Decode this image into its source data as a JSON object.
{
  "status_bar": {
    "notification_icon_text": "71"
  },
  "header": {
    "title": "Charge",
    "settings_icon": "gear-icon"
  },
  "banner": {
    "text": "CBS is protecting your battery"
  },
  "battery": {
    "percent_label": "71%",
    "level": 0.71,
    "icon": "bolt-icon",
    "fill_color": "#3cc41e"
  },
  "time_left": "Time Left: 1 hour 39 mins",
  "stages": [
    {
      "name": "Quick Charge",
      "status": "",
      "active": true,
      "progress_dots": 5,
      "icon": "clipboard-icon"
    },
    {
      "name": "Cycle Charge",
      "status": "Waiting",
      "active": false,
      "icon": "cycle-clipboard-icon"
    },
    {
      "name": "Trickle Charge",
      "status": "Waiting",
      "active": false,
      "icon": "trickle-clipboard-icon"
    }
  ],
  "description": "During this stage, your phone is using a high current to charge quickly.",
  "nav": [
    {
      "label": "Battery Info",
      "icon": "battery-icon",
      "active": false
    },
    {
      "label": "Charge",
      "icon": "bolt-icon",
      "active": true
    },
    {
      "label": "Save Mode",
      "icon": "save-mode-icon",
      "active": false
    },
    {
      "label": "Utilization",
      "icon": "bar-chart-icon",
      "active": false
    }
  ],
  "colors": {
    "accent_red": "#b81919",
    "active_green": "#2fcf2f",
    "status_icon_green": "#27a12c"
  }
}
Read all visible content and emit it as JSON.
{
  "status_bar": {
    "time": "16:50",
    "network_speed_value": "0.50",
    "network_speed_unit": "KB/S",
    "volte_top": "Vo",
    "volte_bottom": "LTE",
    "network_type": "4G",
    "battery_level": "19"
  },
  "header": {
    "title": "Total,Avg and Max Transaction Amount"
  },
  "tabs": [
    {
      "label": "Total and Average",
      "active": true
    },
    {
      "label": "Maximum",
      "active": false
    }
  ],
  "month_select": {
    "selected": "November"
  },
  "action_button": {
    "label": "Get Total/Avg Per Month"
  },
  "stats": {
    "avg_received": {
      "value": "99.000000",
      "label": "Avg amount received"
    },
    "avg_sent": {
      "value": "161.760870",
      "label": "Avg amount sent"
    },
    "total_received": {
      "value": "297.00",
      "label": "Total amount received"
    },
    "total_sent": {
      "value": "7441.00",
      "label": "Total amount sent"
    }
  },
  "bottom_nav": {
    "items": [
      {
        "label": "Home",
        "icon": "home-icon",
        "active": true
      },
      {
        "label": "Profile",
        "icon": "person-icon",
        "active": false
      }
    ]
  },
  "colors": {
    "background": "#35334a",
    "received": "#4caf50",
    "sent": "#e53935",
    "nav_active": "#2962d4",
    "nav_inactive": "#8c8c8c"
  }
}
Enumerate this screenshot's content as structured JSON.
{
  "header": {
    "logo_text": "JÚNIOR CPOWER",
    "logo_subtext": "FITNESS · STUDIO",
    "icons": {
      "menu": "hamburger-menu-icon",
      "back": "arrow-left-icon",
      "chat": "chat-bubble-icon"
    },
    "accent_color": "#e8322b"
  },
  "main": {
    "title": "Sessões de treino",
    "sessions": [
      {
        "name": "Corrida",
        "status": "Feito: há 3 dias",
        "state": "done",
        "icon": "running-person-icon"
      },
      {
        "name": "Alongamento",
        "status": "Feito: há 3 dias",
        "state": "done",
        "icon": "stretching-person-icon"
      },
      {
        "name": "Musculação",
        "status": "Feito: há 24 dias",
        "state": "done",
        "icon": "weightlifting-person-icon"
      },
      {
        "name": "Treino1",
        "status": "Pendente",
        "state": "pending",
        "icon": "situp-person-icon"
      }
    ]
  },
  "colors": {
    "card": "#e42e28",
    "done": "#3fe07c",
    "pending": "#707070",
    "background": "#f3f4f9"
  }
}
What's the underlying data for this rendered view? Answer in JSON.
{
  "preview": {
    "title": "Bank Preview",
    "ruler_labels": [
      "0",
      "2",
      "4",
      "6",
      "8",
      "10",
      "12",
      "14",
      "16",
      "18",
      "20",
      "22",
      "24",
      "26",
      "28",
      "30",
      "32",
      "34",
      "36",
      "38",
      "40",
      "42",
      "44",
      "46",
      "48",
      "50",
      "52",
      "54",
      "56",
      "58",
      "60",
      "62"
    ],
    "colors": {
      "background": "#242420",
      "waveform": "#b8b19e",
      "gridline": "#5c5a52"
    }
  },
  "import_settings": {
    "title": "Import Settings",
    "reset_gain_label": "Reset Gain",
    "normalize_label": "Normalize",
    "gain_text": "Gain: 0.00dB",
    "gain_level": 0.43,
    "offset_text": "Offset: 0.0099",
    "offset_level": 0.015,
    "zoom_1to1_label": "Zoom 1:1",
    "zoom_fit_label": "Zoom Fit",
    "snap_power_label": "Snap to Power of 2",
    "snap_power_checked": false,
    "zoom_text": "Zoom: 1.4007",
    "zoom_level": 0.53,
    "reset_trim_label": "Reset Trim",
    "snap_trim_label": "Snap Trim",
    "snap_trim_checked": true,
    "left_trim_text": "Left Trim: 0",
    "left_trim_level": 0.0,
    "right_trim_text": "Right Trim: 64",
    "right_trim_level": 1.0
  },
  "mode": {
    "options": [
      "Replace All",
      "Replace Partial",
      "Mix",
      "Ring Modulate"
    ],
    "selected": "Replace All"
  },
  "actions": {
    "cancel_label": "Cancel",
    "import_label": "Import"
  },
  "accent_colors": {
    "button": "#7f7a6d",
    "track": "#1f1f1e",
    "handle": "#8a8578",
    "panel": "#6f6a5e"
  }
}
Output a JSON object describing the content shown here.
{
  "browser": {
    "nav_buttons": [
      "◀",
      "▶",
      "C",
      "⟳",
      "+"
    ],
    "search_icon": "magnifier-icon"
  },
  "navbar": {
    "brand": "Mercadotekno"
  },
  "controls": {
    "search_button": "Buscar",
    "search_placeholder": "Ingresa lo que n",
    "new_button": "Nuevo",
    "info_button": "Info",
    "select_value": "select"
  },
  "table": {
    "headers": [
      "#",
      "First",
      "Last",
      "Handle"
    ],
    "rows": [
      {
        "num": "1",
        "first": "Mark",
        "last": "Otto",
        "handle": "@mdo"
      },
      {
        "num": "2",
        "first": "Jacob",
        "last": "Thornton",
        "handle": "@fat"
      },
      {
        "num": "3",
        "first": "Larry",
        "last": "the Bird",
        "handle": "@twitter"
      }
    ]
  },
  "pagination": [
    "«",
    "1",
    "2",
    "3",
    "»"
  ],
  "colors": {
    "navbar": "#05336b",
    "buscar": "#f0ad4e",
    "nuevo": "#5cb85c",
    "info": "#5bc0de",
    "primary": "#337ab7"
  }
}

SHORT PROBLEM | Write only the number of lines in the data above that include "your".

RESULT OF THIS EXERCISE | 2